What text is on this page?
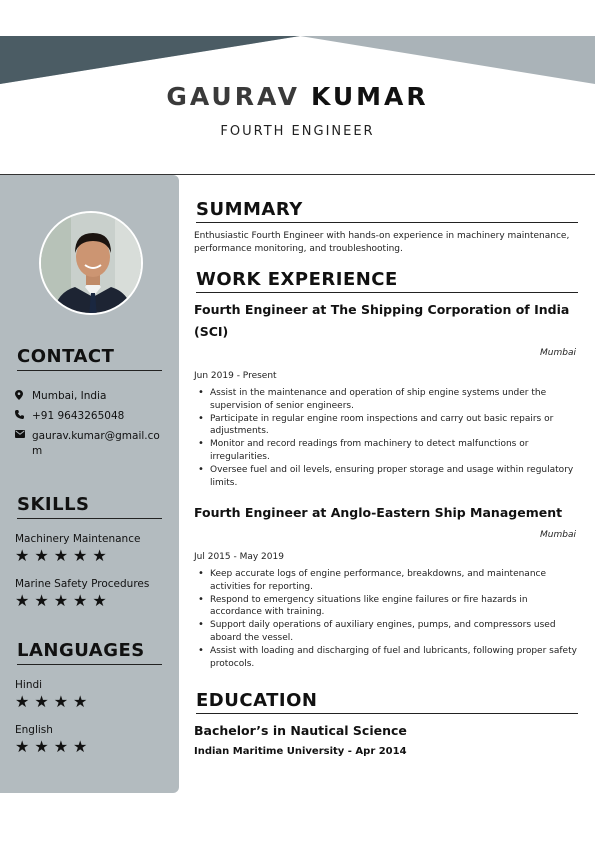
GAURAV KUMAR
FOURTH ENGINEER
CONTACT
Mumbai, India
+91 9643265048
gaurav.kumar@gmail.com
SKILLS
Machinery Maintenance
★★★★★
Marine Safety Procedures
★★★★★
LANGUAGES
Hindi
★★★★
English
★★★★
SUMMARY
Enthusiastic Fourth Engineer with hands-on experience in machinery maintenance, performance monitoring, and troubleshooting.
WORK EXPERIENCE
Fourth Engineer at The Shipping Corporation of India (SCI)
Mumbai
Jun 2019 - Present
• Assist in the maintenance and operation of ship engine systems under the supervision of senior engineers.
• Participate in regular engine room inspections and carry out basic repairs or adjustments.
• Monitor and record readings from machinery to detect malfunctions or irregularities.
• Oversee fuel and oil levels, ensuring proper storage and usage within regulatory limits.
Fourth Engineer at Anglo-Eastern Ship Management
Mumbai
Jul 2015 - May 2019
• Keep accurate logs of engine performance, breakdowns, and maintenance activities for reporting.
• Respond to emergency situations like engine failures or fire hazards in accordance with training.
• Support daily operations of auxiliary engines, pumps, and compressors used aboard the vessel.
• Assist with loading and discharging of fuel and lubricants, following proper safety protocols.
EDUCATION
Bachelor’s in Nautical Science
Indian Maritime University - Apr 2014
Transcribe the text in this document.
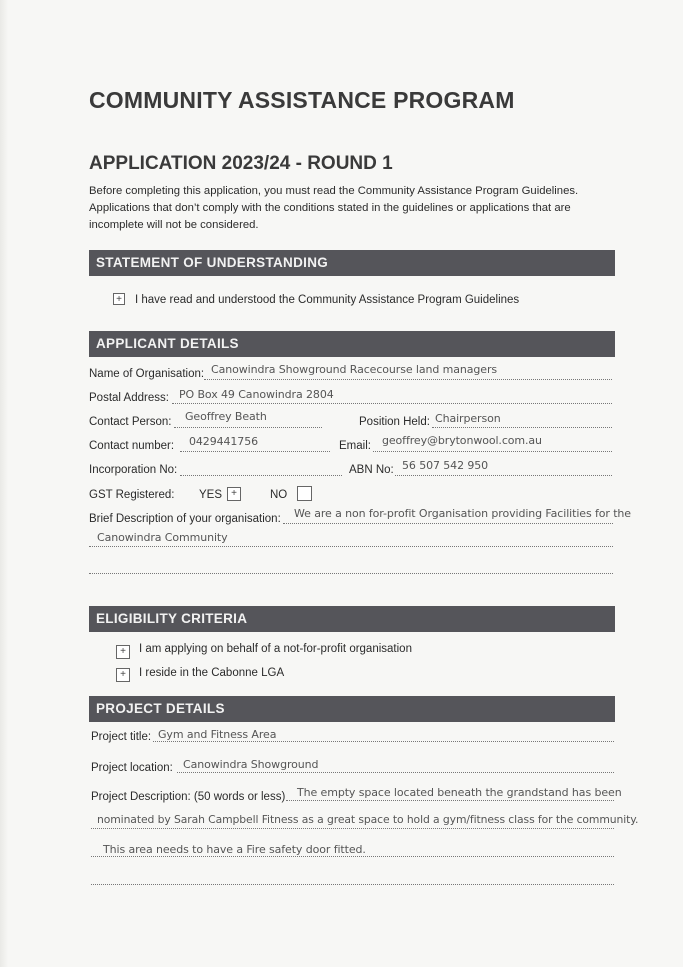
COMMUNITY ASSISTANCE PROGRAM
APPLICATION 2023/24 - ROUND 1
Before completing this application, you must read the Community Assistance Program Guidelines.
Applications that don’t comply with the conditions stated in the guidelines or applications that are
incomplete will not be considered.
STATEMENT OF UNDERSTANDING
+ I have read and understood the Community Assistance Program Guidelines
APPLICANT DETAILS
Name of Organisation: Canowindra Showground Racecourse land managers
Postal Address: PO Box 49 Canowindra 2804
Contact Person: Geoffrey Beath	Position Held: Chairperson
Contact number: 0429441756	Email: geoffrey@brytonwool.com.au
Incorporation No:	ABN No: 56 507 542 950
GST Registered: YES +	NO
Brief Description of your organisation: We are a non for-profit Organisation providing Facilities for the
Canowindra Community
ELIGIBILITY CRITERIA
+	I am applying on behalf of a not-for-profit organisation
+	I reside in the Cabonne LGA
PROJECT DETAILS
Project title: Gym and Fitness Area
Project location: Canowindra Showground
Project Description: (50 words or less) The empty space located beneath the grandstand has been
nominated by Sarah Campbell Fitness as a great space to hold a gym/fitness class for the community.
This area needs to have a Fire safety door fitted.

* * *

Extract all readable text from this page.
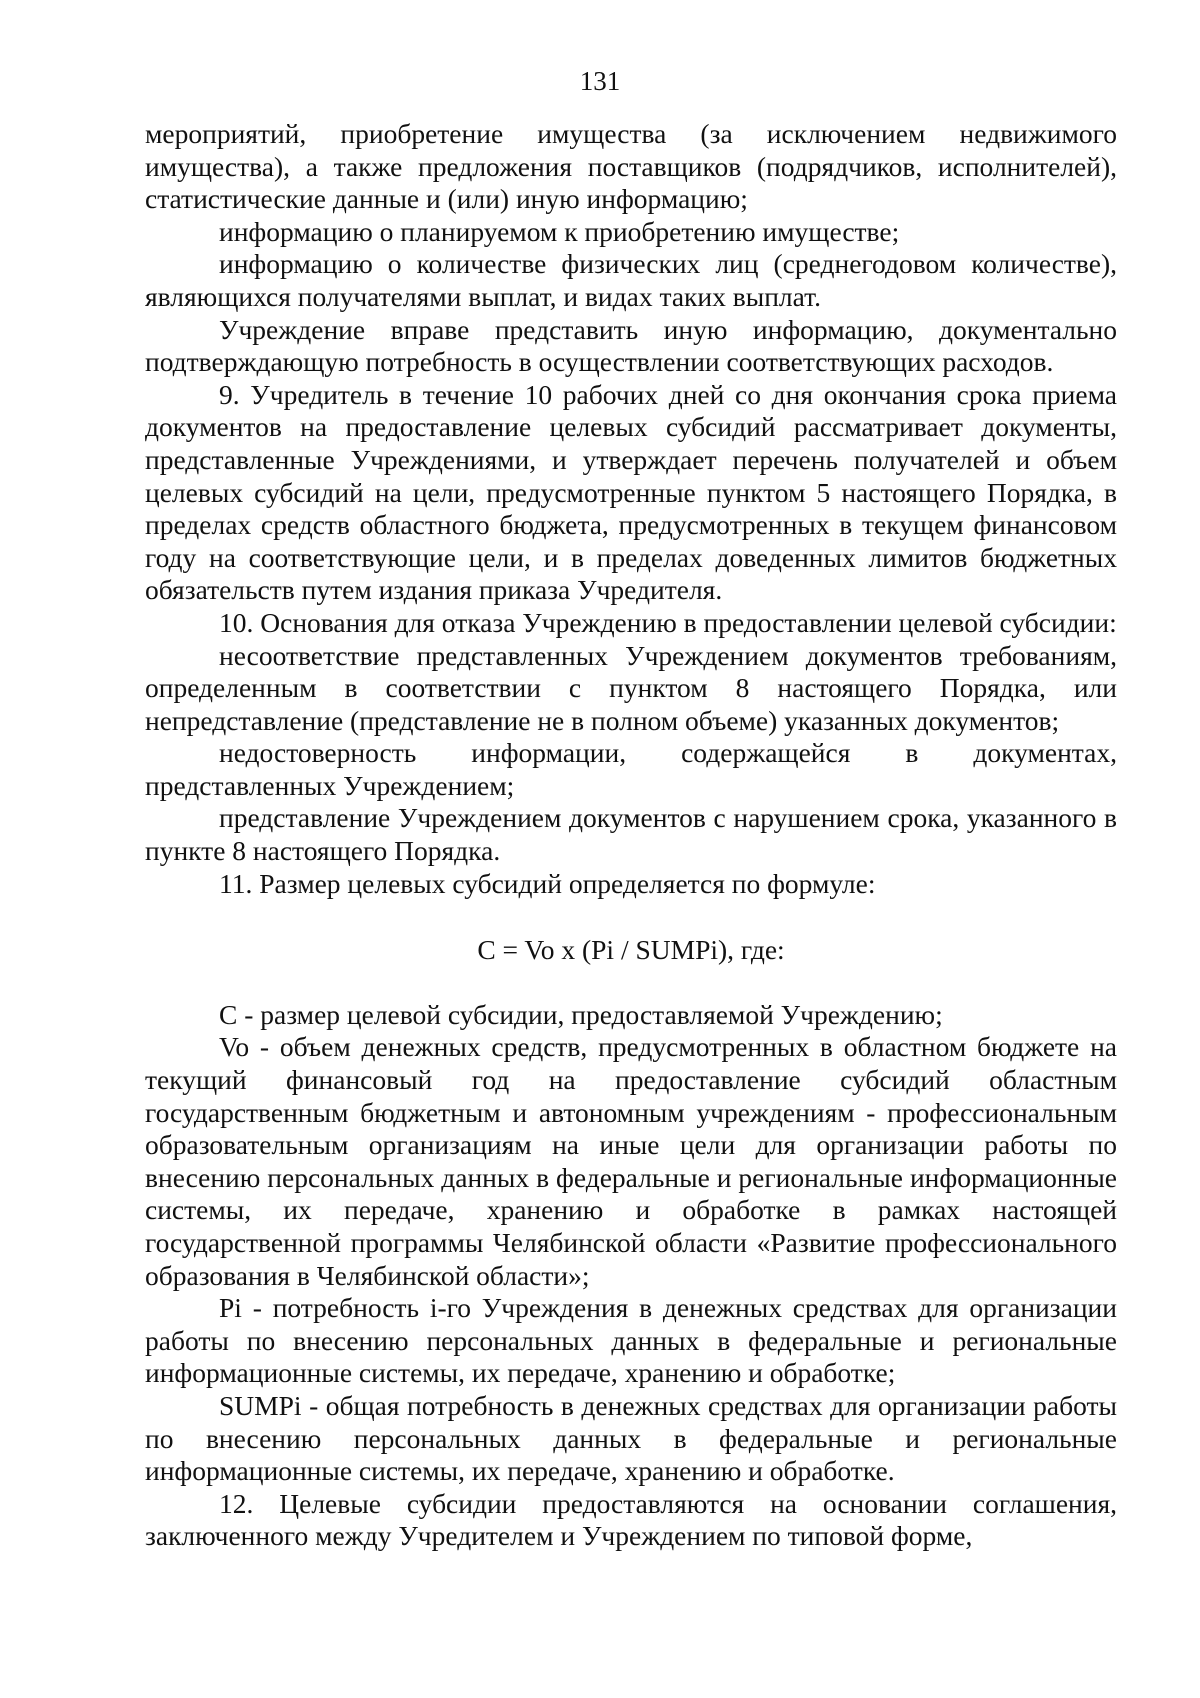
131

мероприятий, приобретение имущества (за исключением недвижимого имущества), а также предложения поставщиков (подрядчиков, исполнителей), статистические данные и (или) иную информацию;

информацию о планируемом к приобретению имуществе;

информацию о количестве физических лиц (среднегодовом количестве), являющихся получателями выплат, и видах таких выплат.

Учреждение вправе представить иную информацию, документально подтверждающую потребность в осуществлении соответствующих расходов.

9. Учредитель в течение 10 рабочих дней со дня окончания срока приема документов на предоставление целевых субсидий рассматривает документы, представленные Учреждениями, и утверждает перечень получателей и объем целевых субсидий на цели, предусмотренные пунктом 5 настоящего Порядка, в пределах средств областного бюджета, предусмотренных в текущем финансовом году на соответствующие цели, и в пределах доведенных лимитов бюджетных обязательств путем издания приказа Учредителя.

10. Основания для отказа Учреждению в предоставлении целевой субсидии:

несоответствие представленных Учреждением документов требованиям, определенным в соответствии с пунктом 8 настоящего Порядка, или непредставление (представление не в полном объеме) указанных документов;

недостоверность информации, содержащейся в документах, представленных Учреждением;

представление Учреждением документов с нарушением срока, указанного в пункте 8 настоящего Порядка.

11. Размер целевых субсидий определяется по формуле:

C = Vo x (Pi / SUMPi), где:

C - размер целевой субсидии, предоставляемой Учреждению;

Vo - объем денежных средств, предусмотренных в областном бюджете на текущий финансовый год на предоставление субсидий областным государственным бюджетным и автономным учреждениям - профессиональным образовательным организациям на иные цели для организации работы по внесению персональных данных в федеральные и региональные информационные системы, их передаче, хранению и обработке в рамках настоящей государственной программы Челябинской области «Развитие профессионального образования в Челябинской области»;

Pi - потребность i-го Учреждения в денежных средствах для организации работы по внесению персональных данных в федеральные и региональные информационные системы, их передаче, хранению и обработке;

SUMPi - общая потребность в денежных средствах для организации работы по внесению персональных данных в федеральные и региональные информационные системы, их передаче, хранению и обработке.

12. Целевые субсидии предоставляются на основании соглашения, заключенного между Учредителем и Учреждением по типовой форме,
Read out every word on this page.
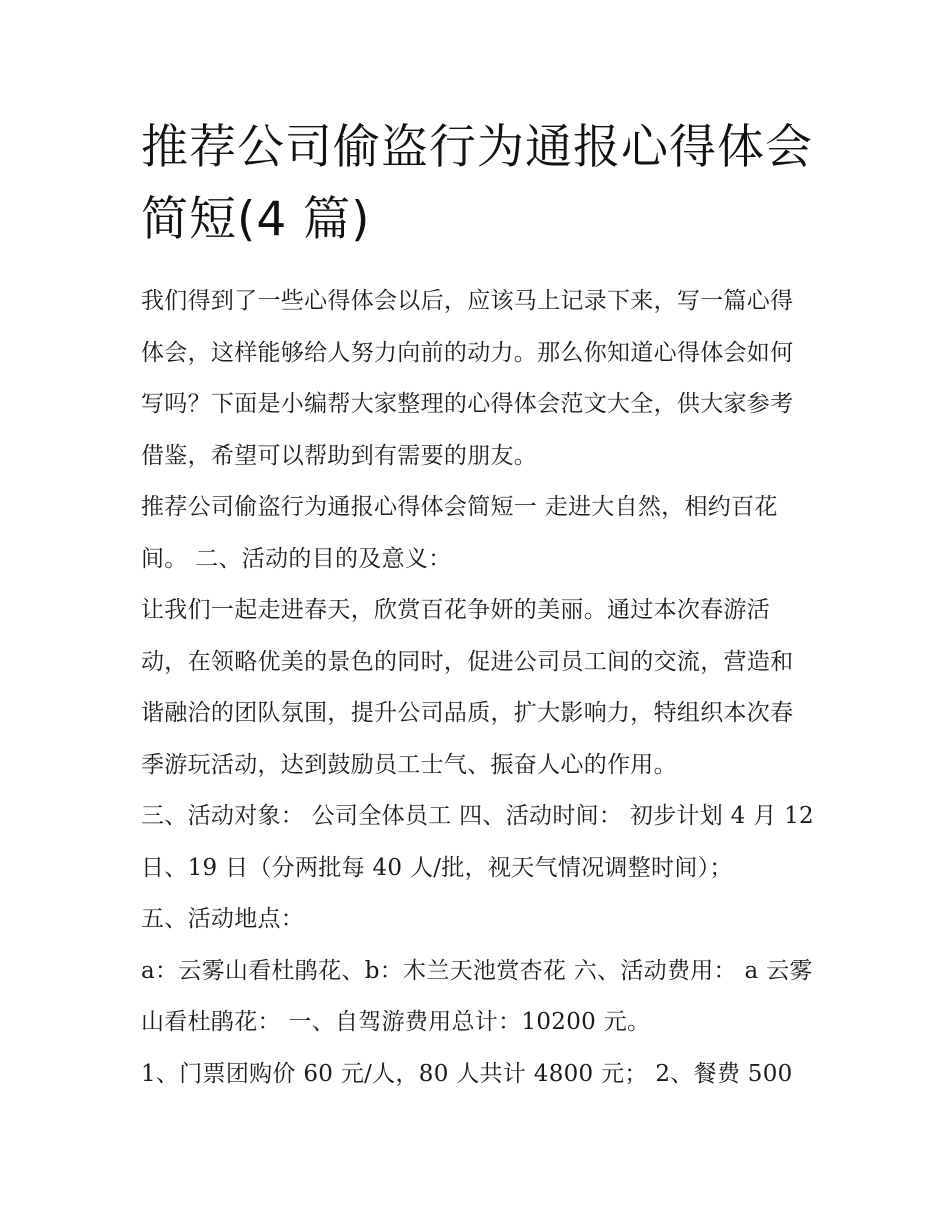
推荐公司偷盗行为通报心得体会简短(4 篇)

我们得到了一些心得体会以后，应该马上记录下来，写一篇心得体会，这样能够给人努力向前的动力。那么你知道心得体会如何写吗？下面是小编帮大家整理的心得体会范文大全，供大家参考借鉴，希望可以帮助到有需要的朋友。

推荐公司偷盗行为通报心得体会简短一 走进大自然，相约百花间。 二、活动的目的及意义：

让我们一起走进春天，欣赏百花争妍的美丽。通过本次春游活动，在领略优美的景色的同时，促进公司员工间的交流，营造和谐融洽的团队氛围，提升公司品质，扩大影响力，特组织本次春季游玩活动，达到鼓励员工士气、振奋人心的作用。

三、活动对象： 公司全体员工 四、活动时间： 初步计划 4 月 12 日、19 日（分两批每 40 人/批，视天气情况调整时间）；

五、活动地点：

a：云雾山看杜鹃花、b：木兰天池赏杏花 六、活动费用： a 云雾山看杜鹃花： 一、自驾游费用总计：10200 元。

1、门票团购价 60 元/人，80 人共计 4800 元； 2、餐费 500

* * *

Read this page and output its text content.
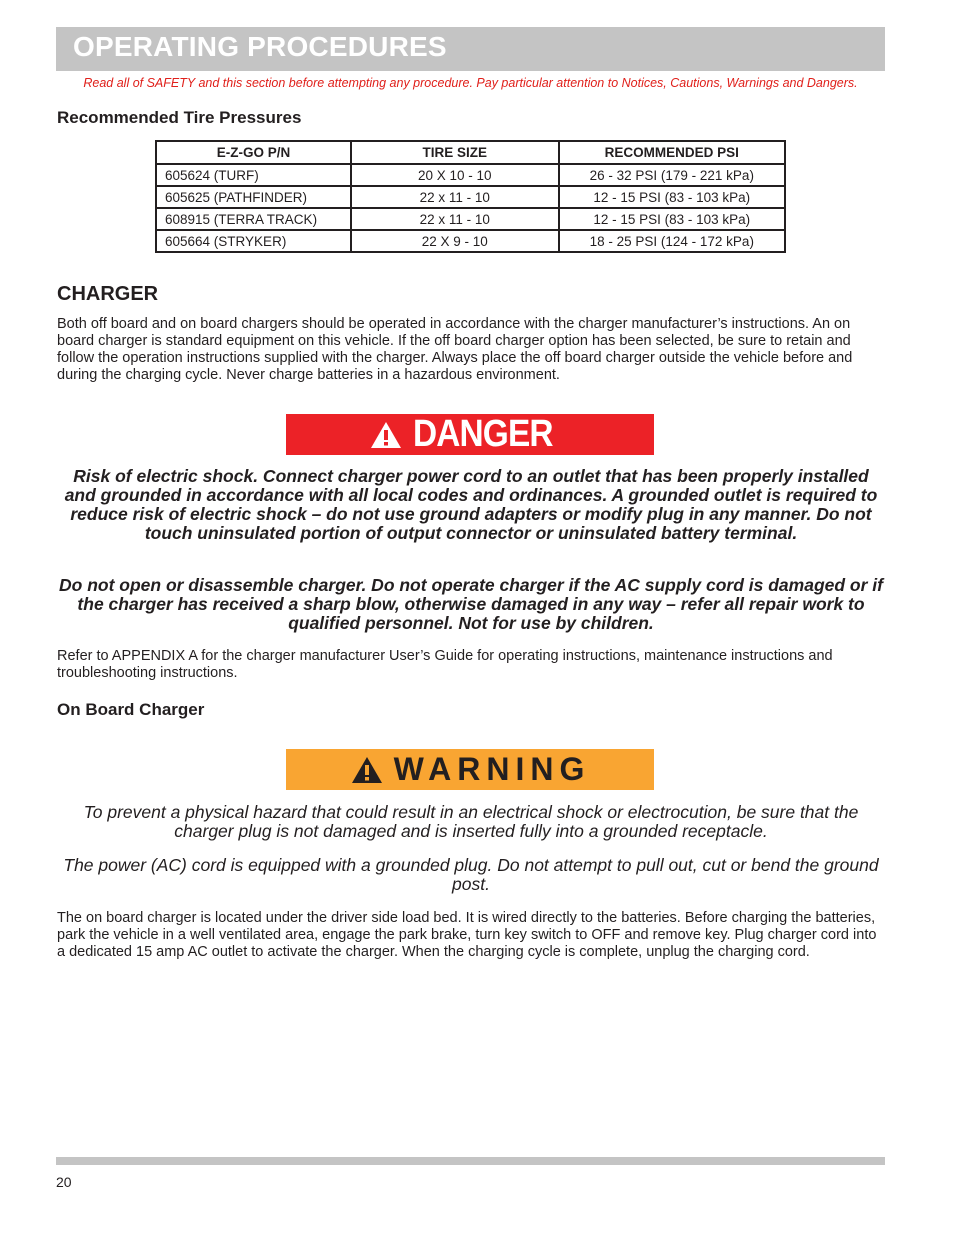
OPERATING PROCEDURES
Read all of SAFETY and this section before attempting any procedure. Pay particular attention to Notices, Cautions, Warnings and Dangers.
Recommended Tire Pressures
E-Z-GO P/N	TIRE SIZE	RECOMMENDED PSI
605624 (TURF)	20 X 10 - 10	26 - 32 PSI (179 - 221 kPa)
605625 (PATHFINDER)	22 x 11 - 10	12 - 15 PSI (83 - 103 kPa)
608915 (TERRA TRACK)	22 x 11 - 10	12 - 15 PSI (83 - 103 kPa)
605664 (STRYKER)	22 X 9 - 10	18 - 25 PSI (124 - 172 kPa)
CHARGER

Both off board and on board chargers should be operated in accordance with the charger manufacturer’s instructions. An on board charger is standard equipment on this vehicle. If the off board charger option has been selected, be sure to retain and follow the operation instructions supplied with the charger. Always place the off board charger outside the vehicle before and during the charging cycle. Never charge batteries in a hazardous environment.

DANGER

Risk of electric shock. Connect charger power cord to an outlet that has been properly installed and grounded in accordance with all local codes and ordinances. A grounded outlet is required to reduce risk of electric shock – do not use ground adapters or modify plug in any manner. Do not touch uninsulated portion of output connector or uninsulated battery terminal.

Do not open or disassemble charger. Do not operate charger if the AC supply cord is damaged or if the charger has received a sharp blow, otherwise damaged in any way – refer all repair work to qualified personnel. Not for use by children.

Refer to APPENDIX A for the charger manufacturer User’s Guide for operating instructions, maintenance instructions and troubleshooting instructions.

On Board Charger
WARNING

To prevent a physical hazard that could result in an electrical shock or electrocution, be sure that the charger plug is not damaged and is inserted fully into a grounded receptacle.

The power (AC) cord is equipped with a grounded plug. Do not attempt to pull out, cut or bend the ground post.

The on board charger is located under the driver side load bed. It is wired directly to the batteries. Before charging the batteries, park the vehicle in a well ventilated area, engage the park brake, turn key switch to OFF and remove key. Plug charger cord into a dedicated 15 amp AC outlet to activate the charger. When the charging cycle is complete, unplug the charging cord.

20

* * *

#### Short exercise
Select every line in the material above where the string "page" occurs, and copy it.

#### Correct result
What text is on this page?
Extract all readable text from this page.
Read out every word on this page.
Read this page and output its text content.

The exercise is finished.